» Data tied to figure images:
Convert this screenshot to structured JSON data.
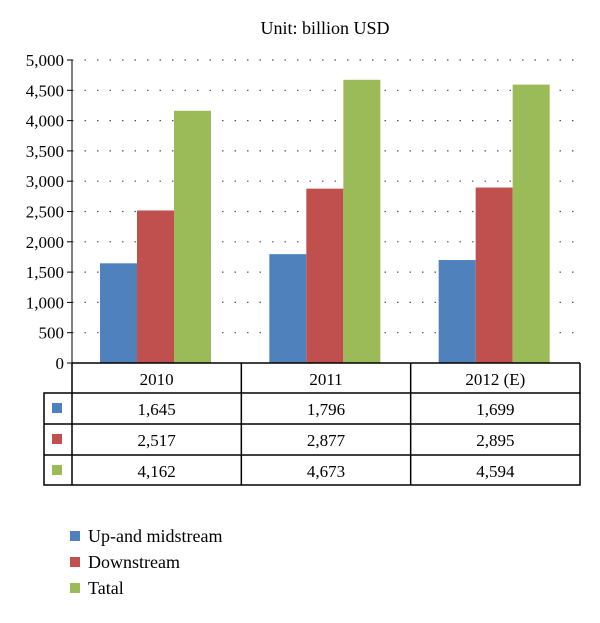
{
  "chart_data": {
    "type": "bar",
    "subtitle": "Unit: billion USD",
    "categories": [
      "2010",
      "2011",
      "2012 (E)"
    ],
    "series": [
      {
        "name": "Up-and midstream",
        "values": [
          1645,
          1796,
          1699
        ],
        "labels": [
          "1,645",
          "1,796",
          "1,699"
        ],
        "color": "#4F81BD"
      },
      {
        "name": "Downstream",
        "values": [
          2517,
          2877,
          2895
        ],
        "labels": [
          "2,517",
          "2,877",
          "2,895"
        ],
        "color": "#C0504D"
      },
      {
        "name": "Tatal",
        "values": [
          4162,
          4673,
          4594
        ],
        "labels": [
          "4,162",
          "4,673",
          "4,594"
        ],
        "color": "#9BBB59"
      }
    ],
    "ylim": [
      0,
      5000
    ],
    "yticks": [
      0,
      500,
      1000,
      1500,
      2000,
      2500,
      3000,
      3500,
      4000,
      4500,
      5000
    ],
    "ytick_labels": [
      "0",
      "500",
      "1,000",
      "1,500",
      "2,000",
      "2,500",
      "3,000",
      "3,500",
      "4,000",
      "4,500",
      "5,000"
    ],
    "grid": "dotted horizontal",
    "data_table": true,
    "legend_position": "bottom-left"
  }
}
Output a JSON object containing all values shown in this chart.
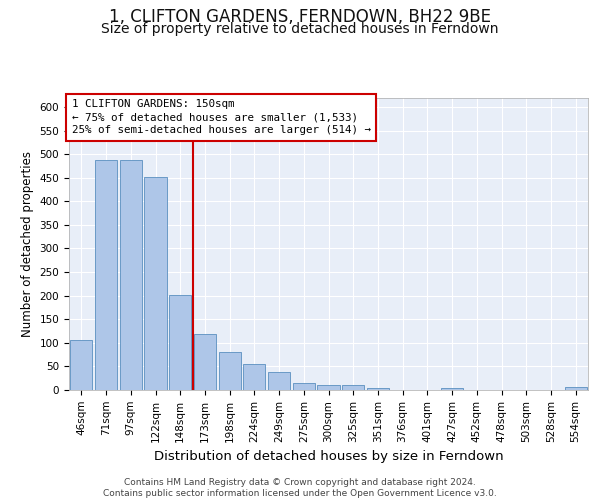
{
  "title1": "1, CLIFTON GARDENS, FERNDOWN, BH22 9BE",
  "title2": "Size of property relative to detached houses in Ferndown",
  "xlabel": "Distribution of detached houses by size in Ferndown",
  "ylabel": "Number of detached properties",
  "categories": [
    "46sqm",
    "71sqm",
    "97sqm",
    "122sqm",
    "148sqm",
    "173sqm",
    "198sqm",
    "224sqm",
    "249sqm",
    "275sqm",
    "300sqm",
    "325sqm",
    "351sqm",
    "376sqm",
    "401sqm",
    "427sqm",
    "452sqm",
    "478sqm",
    "503sqm",
    "528sqm",
    "554sqm"
  ],
  "values": [
    105,
    487,
    487,
    452,
    202,
    119,
    81,
    55,
    39,
    15,
    10,
    10,
    5,
    0,
    0,
    5,
    0,
    0,
    0,
    0,
    7
  ],
  "bar_color": "#aec6e8",
  "bar_edge_color": "#5a8fc0",
  "vline_index": 4,
  "vline_color": "#cc0000",
  "annotation_text": "1 CLIFTON GARDENS: 150sqm\n← 75% of detached houses are smaller (1,533)\n25% of semi-detached houses are larger (514) →",
  "annotation_box_color": "#cc0000",
  "bg_color": "#e8eef8",
  "grid_color": "#ffffff",
  "ylim": [
    0,
    620
  ],
  "yticks": [
    0,
    50,
    100,
    150,
    200,
    250,
    300,
    350,
    400,
    450,
    500,
    550,
    600
  ],
  "footer": "Contains HM Land Registry data © Crown copyright and database right 2024.\nContains public sector information licensed under the Open Government Licence v3.0.",
  "title1_fontsize": 12,
  "title2_fontsize": 10,
  "xlabel_fontsize": 9.5,
  "ylabel_fontsize": 8.5,
  "tick_fontsize": 7.5,
  "footer_fontsize": 6.5
}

» Work instructions: Pictures in the data above should not be copied; transcribe everything else exactly.

» Solution for this exercise:
Convert this screenshot to structured JSON data.
{
  "chart_data": {
    "type": "bar",
    "subtitle": "Unit: billion USD",
    "categories": [
      "2010",
      "2011",
      "2012 (E)"
    ],
    "series": [
      {
        "name": "Up-and midstream",
        "values": [
          1645,
          1796,
          1699
        ],
        "labels": [
          "1,645",
          "1,796",
          "1,699"
        ],
        "color": "#4F81BD"
      },
      {
        "name": "Downstream",
        "values": [
          2517,
          2877,
          2895
        ],
        "labels": [
          "2,517",
          "2,877",
          "2,895"
        ],
        "color": "#C0504D"
      },
      {
        "name": "Tatal",
        "values": [
          4162,
          4673,
          4594
        ],
        "labels": [
          "4,162",
          "4,673",
          "4,594"
        ],
        "color": "#9BBB59"
      }
    ],
    "ylim": [
      0,
      5000
    ],
    "yticks": [
      0,
      500,
      1000,
      1500,
      2000,
      2500,
      3000,
      3500,
      4000,
      4500,
      5000
    ],
    "ytick_labels": [
      "0",
      "500",
      "1,000",
      "1,500",
      "2,000",
      "2,500",
      "3,000",
      "3,500",
      "4,000",
      "4,500",
      "5,000"
    ],
    "grid": "dotted horizontal",
    "data_table": true,
    "legend_position": "bottom-left"
  }
}
Output a JSON object containing all values shown in this chart.
{
  "title1": "1, CLIFTON GARDENS, FERNDOWN, BH22 9BE",
  "title2": "Size of property relative to detached houses in Ferndown",
  "xlabel": "Distribution of detached houses by size in Ferndown",
  "ylabel": "Number of detached properties",
  "categories": [
    "46sqm",
    "71sqm",
    "97sqm",
    "122sqm",
    "148sqm",
    "173sqm",
    "198sqm",
    "224sqm",
    "249sqm",
    "275sqm",
    "300sqm",
    "325sqm",
    "351sqm",
    "376sqm",
    "401sqm",
    "427sqm",
    "452sqm",
    "478sqm",
    "503sqm",
    "528sqm",
    "554sqm"
  ],
  "values": [
    105,
    487,
    487,
    452,
    202,
    119,
    81,
    55,
    39,
    15,
    10,
    10,
    5,
    0,
    0,
    5,
    0,
    0,
    0,
    0,
    7
  ],
  "bar_color": "#aec6e8",
  "bar_edge_color": "#5a8fc0",
  "vline_index": 4,
  "vline_color": "#cc0000",
  "annotation_text": "1 CLIFTON GARDENS: 150sqm\n← 75% of detached houses are smaller (1,533)\n25% of semi-detached houses are larger (514) →",
  "annotation_box_color": "#cc0000",
  "bg_color": "#e8eef8",
  "grid_color": "#ffffff",
  "ylim": [
    0,
    620
  ],
  "yticks": [
    0,
    50,
    100,
    150,
    200,
    250,
    300,
    350,
    400,
    450,
    500,
    550,
    600
  ],
  "footer": "Contains HM Land Registry data © Crown copyright and database right 2024.\nContains public sector information licensed under the Open Government Licence v3.0.",
  "title1_fontsize": 12,
  "title2_fontsize": 10,
  "xlabel_fontsize": 9.5,
  "ylabel_fontsize": 8.5,
  "tick_fontsize": 7.5,
  "footer_fontsize": 6.5
}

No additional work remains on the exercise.